◆ Text ◆
---------------
Lead Opinion
Cоnviction is for cattle theft. Punishment, two years in the penitentiary.
Appellant and Charley Jackson (owner of the alleged stolen animal), are both negroes living in the same community. Jackson bought a cow with a calf about a month and a half old. He kept the calf for more than a year, marking it with two splits in each ear. It disappeared and was gone some six months when it came back to Jackson’s premises. It was then apparently marked with one split in the left ear and half overcrop in the right. This wаs appellant’s mark and he claimed the animal as his property asserting that he had raised it. It is not necessary to set out the evidence pro and con relative to identity of the animal. State’s witnesses testified that the scars of the original marks were discernible, and explained in detail the appearance of the ears showing where they had been remarked. These were all disputed issues of fact going to establish ownership. The jury was not without evidence to warrant their finding that the animal bеlonged to Jackson.
We think the court committed no error in refusing the special charges. Where applicable the issues were sufficiently covered by the main сharge. Neither do we find basis for the complaint that the charge given was erroneous in limiting the defense to appellant’s claim of ownership. The evidence made no other issue.
While the prosecuting attorney was making his closing argument he used the following language:
“Gentlemen of the Jury: If there is a member of this jury who is a member of any sеct, organization or clan whose purposes and designs are the more rigid enforcement of the criminal laws of this State, and who believes that the criminal laws have not been and are not being enforced as they should be, you have an opportunity *358 in this case to demonstrate your sincerity to the teaching and doctrine of suсh organization.”
---------------
[Item position entries]
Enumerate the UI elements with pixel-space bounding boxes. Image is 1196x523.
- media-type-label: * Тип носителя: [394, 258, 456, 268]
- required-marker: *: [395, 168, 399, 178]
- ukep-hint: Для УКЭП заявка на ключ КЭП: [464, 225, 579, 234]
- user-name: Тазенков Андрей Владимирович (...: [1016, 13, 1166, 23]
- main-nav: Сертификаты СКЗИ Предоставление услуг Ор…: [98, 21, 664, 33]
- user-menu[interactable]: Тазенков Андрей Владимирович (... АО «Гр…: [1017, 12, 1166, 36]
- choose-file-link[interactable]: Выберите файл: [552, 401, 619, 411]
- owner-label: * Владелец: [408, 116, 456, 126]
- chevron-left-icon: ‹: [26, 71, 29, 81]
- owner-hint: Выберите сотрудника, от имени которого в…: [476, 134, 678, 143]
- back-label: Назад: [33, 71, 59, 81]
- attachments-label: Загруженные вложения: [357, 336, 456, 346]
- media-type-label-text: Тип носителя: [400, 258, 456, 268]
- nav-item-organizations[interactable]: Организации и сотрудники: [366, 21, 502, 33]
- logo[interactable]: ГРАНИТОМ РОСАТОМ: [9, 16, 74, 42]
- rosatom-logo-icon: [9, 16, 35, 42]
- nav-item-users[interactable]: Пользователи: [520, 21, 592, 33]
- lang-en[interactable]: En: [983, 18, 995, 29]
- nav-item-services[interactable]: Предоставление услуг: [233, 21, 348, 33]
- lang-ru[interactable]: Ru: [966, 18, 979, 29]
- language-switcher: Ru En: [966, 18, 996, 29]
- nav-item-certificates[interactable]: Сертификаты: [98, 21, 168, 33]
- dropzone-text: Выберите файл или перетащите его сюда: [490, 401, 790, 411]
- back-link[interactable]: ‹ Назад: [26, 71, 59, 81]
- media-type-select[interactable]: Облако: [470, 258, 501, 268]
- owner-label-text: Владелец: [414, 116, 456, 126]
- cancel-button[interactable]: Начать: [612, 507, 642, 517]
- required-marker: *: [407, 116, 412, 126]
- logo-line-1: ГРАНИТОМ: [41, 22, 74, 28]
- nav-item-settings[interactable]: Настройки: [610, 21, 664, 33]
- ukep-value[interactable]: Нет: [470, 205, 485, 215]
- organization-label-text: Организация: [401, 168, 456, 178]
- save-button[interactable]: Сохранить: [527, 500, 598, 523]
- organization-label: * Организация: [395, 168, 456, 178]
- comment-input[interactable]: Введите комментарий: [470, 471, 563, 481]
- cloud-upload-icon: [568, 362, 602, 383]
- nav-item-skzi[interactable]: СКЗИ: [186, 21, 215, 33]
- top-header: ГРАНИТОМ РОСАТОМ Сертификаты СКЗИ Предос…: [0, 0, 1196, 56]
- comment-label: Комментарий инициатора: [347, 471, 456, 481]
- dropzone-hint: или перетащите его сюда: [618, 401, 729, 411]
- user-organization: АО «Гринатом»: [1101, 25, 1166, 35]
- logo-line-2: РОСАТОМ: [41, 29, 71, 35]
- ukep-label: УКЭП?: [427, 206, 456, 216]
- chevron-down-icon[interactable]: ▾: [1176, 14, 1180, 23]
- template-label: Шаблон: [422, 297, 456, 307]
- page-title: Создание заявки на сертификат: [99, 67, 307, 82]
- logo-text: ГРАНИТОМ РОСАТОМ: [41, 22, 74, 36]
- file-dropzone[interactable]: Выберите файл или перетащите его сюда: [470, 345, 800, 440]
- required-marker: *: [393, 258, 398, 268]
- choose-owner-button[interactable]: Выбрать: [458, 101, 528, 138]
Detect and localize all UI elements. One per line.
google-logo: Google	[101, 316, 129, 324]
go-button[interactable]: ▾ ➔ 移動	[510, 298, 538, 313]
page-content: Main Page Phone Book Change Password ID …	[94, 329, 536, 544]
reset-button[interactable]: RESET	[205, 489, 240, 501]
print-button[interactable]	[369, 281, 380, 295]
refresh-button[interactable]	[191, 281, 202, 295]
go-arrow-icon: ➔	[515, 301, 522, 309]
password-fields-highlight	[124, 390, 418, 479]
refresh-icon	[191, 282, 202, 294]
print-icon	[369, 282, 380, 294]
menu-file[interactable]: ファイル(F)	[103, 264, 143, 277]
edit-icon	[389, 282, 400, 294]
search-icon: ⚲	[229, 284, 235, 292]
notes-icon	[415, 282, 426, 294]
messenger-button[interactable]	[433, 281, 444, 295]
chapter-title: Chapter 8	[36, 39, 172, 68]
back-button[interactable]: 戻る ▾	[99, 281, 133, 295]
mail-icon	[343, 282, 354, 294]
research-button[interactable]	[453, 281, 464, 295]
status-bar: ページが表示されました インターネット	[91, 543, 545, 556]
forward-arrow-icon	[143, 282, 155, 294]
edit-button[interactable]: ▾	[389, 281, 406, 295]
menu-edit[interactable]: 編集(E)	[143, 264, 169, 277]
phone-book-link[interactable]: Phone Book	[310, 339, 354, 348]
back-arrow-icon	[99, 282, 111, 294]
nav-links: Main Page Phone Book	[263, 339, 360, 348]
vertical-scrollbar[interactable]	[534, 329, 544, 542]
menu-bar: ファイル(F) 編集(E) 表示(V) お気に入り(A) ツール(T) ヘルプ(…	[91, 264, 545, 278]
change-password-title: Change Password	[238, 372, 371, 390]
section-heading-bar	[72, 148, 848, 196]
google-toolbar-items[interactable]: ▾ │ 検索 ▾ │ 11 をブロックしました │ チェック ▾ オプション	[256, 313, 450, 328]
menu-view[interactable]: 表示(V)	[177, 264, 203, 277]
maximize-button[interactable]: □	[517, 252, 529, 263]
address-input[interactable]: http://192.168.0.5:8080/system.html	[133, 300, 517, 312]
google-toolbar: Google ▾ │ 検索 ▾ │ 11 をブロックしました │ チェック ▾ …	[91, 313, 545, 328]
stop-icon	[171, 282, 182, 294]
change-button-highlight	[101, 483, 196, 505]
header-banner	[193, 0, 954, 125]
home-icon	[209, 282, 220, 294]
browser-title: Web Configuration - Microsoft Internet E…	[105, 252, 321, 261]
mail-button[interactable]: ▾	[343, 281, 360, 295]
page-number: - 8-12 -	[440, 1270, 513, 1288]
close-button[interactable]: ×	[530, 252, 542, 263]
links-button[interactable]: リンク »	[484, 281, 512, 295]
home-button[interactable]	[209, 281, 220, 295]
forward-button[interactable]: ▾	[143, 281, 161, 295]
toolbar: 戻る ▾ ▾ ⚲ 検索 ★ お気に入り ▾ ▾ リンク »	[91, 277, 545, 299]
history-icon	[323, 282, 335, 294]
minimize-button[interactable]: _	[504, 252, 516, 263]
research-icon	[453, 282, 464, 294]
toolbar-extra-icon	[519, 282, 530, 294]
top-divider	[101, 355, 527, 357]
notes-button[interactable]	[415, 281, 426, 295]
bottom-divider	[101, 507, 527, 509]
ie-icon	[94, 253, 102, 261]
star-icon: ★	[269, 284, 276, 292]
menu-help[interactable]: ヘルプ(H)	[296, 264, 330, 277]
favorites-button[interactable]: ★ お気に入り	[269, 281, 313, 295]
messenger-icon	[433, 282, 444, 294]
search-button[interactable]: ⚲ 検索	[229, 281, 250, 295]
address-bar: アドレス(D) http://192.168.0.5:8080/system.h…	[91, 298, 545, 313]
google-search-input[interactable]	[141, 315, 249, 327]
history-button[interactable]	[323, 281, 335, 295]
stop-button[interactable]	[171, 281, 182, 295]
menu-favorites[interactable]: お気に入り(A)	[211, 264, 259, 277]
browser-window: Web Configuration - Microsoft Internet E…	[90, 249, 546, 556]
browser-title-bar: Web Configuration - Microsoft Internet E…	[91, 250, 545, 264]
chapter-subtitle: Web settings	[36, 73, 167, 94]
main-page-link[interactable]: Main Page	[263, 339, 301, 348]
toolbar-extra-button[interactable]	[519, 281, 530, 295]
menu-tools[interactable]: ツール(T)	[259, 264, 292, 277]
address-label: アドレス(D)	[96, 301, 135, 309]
---------------
◆ Job A ◆
Recast the records as a JSON list of strings, one string per line, covering everything from the start of the records down through the line containing "- dropzone-text: Выберите". Leave out blank lines.
◆ Job B ◆
Continue the cattle theft appeal opinion from where it stops.

◆ Reply A ◆
[
  "Enumerate the UI elements with pixel-space bounding boxes. Image is 1196x523.",
  "- media-type-label: * Тип носителя: [394, 258, 456, 268]",
  "- required-marker: *: [395, 168, 399, 178]",
  "- ukep-hint: Для УКЭП заявка на ключ КЭП: [464, 225, 579, 234]",
  "- user-name: Тазенков Андрей Владимирович (...: [1016, 13, 1166, 23]",
  "- main-nav: Сертификаты СКЗИ Предоставление услуг Ор…: [98, 21, 664, 33]",
  "- user-menu[interactable]: Тазенков Андрей Владимирович (... АО «Гр…: [1017, 12, 1166, 36]",
  "- choose-file-link[interactable]: Выберите файл: [552, 401, 619, 411]",
  "- owner-label: * Владелец: [408, 116, 456, 126]",
  "- chevron-left-icon: ‹: [26, 71, 29, 81]",
  "- owner-hint: Выберите сотрудника, от имени которого в…: [476, 134, 678, 143]",
  "- back-label: Назад: [33, 71, 59, 81]",
  "- attachments-label: Загруженные вложения: [357, 336, 456, 346]",
  "- media-type-label-text: Тип носителя: [400, 258, 456, 268]",
  "- nav-item-organizations[interactable]: Организации и сотрудники: [366, 21, 502, 33]",
  "- logo[interactable]: ГРАНИТОМ РОСАТОМ: [9, 16, 74, 42]",
  "- rosatom-logo-icon: [9, 16, 35, 42]",
  "- nav-item-users[interactable]: Пользователи: [520, 21, 592, 33]",
  "- lang-en[interactable]: En: [983, 18, 995, 29]",
  "- nav-item-services[interactable]: Предоставление услуг: [233, 21, 348, 33]",
  "- lang-ru[interactable]: Ru: [966, 18, 979, 29]",
  "- language-switcher: Ru En: [966, 18, 996, 29]",
  "- nav-item-certificates[interactable]: Сертификаты: [98, 21, 168, 33]",
  "- dropzone-text: Выберите файл или перетащите его сюда: [490, 401, 790, 411]"
]

◆ Reply B ◆
Objection was made to the remark. The bill certifies that no evidence was in the record justifying such a reference, and that appellant’s attorney had said nothing in his argument provoking such language. As soon as the language was used the bill shows that ‘1 the court then and there stopped Mr. Casey, reprimanded him for using such remarks and language before the jury in very positive language and further instructed the jury, at the request of the defendant, not to consider such remarks in determining their verdict and in no way to be influеnced by them; and the assistant county attorney closed the discussion and took his seat.” We think in view of the prompt action of the learned trial judge the matter presents no reversible error; especially is this true in the absence of a showing that there were any members of the jury to whom the language might have been of peculiar significance. The facts justified a verdict of guilty and only the minimum punishment was assessed.
The judgment must be affirmed and it is so ordered.
Affirmed.
Addendum
on rehearing.
November 28, 1923.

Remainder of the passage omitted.